→ **EXERCISE GOAL**: Locate each line below that includes "JSON" and reproduce it.

→ **Dataset rows**:

* START *

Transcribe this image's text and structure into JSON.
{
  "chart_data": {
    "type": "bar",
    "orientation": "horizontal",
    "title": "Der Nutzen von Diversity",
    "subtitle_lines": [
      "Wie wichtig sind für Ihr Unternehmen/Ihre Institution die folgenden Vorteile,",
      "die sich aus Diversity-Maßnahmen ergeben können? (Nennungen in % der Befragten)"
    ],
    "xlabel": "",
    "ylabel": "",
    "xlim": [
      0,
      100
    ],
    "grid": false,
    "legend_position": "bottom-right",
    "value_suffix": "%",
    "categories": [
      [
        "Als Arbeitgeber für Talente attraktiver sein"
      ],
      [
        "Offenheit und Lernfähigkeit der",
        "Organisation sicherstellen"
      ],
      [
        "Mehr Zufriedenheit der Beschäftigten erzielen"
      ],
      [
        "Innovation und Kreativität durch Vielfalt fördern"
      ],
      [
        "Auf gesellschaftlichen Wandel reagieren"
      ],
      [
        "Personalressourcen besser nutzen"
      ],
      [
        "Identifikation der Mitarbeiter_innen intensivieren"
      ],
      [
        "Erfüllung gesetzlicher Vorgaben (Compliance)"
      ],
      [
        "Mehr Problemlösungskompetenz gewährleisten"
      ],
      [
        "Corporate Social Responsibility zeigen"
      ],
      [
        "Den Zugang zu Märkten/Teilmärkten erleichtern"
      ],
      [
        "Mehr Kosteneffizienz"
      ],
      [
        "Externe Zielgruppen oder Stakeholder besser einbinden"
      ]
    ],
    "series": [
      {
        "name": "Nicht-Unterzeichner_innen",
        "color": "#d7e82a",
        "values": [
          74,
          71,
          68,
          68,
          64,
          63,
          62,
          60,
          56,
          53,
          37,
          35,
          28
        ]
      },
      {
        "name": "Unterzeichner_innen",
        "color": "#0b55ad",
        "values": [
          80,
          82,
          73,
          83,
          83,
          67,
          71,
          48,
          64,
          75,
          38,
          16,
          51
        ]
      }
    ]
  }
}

* END *
* START *

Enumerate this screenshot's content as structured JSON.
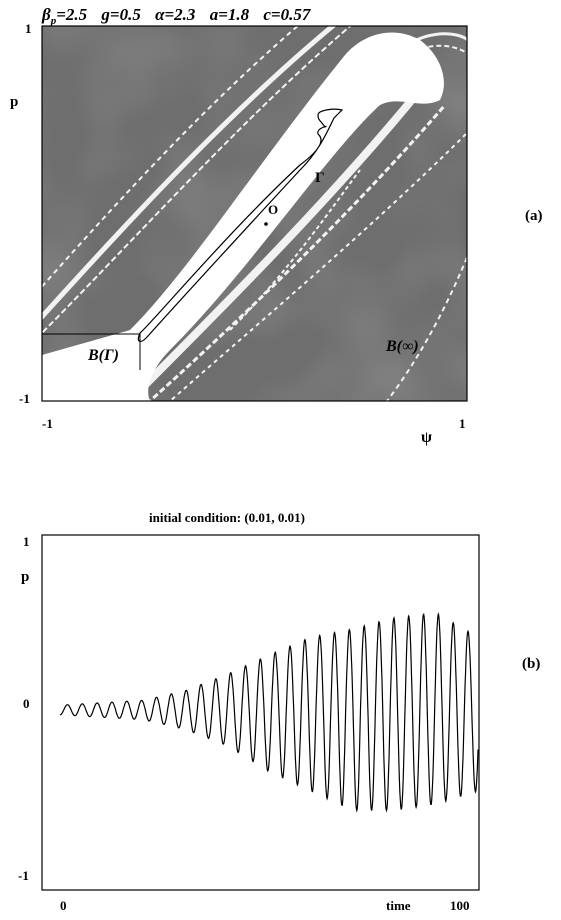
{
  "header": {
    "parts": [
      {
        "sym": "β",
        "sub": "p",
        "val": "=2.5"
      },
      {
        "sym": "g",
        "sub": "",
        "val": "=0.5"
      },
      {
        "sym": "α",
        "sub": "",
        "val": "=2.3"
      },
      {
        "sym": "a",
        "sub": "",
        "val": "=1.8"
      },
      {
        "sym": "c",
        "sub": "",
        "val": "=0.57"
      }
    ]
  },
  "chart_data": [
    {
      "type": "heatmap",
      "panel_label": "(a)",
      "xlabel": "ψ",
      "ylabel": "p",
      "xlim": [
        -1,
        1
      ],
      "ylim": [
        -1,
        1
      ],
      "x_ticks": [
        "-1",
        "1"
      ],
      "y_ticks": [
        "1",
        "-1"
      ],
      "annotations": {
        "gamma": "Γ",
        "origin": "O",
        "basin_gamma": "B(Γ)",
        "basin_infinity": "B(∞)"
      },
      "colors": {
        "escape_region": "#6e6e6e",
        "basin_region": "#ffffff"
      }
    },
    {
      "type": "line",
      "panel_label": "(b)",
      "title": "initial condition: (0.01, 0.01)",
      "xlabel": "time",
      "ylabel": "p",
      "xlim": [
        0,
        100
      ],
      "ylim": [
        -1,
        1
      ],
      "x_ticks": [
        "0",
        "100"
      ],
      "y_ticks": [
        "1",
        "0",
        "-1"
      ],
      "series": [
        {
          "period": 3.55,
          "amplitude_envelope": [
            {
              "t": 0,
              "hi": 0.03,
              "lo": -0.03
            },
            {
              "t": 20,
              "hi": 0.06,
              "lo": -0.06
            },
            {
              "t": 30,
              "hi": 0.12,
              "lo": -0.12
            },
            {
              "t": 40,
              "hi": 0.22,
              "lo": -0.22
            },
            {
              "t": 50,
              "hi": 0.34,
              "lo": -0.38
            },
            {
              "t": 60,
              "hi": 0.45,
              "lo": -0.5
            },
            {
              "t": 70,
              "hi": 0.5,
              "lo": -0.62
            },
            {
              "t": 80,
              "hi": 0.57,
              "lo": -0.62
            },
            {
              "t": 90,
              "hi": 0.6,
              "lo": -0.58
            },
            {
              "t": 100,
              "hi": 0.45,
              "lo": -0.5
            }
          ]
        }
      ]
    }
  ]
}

* END *

→ **OUTPUT**:
Transcribe this image's text and structure into JSON.
Enumerate this screenshot's content as structured JSON.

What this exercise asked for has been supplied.